WRITTEN INSTRUCTION — Your job is to restate each entry word for word.

EXTRACTED INFORMATION —
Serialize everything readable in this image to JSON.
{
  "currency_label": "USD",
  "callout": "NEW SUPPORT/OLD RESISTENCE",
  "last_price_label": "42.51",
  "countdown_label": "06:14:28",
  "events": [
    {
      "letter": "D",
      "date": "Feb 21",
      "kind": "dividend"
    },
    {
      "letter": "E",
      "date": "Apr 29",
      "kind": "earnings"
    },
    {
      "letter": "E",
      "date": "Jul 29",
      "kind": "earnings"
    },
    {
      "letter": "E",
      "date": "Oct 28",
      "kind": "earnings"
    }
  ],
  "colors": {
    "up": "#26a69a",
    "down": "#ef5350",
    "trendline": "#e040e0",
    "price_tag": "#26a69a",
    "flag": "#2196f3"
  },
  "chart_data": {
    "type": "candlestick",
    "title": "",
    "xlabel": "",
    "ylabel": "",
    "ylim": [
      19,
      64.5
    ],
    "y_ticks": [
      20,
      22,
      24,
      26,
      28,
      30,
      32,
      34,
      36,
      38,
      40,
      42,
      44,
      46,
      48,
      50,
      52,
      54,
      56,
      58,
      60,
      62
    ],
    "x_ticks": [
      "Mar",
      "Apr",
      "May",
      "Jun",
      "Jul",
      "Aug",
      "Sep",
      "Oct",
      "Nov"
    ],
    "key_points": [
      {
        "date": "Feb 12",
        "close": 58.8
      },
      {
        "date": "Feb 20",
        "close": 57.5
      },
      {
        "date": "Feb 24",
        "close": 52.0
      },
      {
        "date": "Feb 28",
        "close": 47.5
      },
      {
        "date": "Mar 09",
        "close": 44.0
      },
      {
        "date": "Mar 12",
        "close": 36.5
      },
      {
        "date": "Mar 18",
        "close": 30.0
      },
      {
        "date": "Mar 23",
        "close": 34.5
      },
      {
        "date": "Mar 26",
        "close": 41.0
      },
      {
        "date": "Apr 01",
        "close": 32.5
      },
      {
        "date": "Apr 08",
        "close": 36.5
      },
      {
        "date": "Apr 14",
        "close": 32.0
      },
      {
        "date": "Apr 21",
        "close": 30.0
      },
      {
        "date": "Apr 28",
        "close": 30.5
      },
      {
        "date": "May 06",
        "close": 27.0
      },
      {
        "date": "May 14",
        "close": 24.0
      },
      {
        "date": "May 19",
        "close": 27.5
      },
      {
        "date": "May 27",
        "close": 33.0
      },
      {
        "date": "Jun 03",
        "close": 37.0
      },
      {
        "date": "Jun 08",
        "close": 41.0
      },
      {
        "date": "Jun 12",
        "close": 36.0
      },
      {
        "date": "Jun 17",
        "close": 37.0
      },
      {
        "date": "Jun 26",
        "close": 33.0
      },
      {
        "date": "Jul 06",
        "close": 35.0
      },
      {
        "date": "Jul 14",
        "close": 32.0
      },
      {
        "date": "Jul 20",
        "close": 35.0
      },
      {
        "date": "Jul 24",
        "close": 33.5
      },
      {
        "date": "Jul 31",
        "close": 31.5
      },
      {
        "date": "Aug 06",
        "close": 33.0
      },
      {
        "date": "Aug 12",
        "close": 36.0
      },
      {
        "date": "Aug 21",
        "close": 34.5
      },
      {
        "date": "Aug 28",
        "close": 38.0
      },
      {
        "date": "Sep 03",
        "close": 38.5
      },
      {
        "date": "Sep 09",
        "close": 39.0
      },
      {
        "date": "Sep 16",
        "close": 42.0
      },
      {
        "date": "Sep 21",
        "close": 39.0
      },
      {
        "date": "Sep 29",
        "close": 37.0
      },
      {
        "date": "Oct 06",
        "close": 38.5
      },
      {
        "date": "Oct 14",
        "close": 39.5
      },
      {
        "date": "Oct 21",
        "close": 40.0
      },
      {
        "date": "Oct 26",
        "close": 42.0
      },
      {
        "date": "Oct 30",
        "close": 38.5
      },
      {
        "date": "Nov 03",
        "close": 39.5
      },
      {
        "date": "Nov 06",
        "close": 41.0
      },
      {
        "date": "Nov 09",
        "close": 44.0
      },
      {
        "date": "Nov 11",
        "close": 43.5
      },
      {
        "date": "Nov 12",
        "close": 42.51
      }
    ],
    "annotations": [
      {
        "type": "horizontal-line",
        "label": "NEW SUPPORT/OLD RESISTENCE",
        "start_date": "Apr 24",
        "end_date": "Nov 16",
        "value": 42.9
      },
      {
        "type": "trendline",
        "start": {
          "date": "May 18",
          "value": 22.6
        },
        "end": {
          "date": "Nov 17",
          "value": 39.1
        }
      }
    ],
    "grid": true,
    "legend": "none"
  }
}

RESPONSE —
Serialize everything readable in this image to JSON.
{
  "currency_label": "USD",
  "callout": "NEW SUPPORT/OLD RESISTENCE",
  "last_price_label": "42.51",
  "countdown_label": "06:14:28",
  "events": [
    {
      "letter": "D",
      "date": "Feb 21",
      "kind": "dividend"
    },
    {
      "letter": "E",
      "date": "Apr 29",
      "kind": "earnings"
    },
    {
      "letter": "E",
      "date": "Jul 29",
      "kind": "earnings"
    },
    {
      "letter": "E",
      "date": "Oct 28",
      "kind": "earnings"
    }
  ],
  "colors": {
    "up": "#26a69a",
    "down": "#ef5350",
    "trendline": "#e040e0",
    "price_tag": "#26a69a",
    "flag": "#2196f3"
  },
  "chart_data": {
    "type": "candlestick",
    "title": "",
    "xlabel": "",
    "ylabel": "",
    "ylim": [
      19,
      64.5
    ],
    "y_ticks": [
      20,
      22,
      24,
      26,
      28,
      30,
      32,
      34,
      36,
      38,
      40,
      42,
      44,
      46,
      48,
      50,
      52,
      54,
      56,
      58,
      60,
      62
    ],
    "x_ticks": [
      "Mar",
      "Apr",
      "May",
      "Jun",
      "Jul",
      "Aug",
      "Sep",
      "Oct",
      "Nov"
    ],
    "key_points": [
      {
        "date": "Feb 12",
        "close": 58.8
      },
      {
        "date": "Feb 20",
        "close": 57.5
      },
      {
        "date": "Feb 24",
        "close": 52.0
      },
      {
        "date": "Feb 28",
        "close": 47.5
      },
      {
        "date": "Mar 09",
        "close": 44.0
      },
      {
        "date": "Mar 12",
        "close": 36.5
      },
      {
        "date": "Mar 18",
        "close": 30.0
      },
      {
        "date": "Mar 23",
        "close": 34.5
      },
      {
        "date": "Mar 26",
        "close": 41.0
      },
      {
        "date": "Apr 01",
        "close": 32.5
      },
      {
        "date": "Apr 08",
        "close": 36.5
      },
      {
        "date": "Apr 14",
        "close": 32.0
      },
      {
        "date": "Apr 21",
        "close": 30.0
      },
      {
        "date": "Apr 28",
        "close": 30.5
      },
      {
        "date": "May 06",
        "close": 27.0
      },
      {
        "date": "May 14",
        "close": 24.0
      },
      {
        "date": "May 19",
        "close": 27.5
      },
      {
        "date": "May 27",
        "close": 33.0
      },
      {
        "date": "Jun 03",
        "close": 37.0
      },
      {
        "date": "Jun 08",
        "close": 41.0
      },
      {
        "date": "Jun 12",
        "close": 36.0
      },
      {
        "date": "Jun 17",
        "close": 37.0
      },
      {
        "date": "Jun 26",
        "close": 33.0
      },
      {
        "date": "Jul 06",
        "close": 35.0
      },
      {
        "date": "Jul 14",
        "close": 32.0
      },
      {
        "date": "Jul 20",
        "close": 35.0
      },
      {
        "date": "Jul 24",
        "close": 33.5
      },
      {
        "date": "Jul 31",
        "close": 31.5
      },
      {
        "date": "Aug 06",
        "close": 33.0
      },
      {
        "date": "Aug 12",
        "close": 36.0
      },
      {
        "date": "Aug 21",
        "close": 34.5
      },
      {
        "date": "Aug 28",
        "close": 38.0
      },
      {
        "date": "Sep 03",
        "close": 38.5
      },
      {
        "date": "Sep 09",
        "close": 39.0
      },
      {
        "date": "Sep 16",
        "close": 42.0
      },
      {
        "date": "Sep 21",
        "close": 39.0
      },
      {
        "date": "Sep 29",
        "close": 37.0
      },
      {
        "date": "Oct 06",
        "close": 38.5
      },
      {
        "date": "Oct 14",
        "close": 39.5
      },
      {
        "date": "Oct 21",
        "close": 40.0
      },
      {
        "date": "Oct 26",
        "close": 42.0
      },
      {
        "date": "Oct 30",
        "close": 38.5
      },
      {
        "date": "Nov 03",
        "close": 39.5
      },
      {
        "date": "Nov 06",
        "close": 41.0
      },
      {
        "date": "Nov 09",
        "close": 44.0
      },
      {
        "date": "Nov 11",
        "close": 43.5
      },
      {
        "date": "Nov 12",
        "close": 42.51
      }
    ],
    "annotations": [
      {
        "type": "horizontal-line",
        "label": "NEW SUPPORT/OLD RESISTENCE",
        "start_date": "Apr 24",
        "end_date": "Nov 16",
        "value": 42.9
      },
      {
        "type": "trendline",
        "start": {
          "date": "May 18",
          "value": 22.6
        },
        "end": {
          "date": "Nov 17",
          "value": 39.1
        }
      }
    ],
    "grid": true,
    "legend": "none"
  }
}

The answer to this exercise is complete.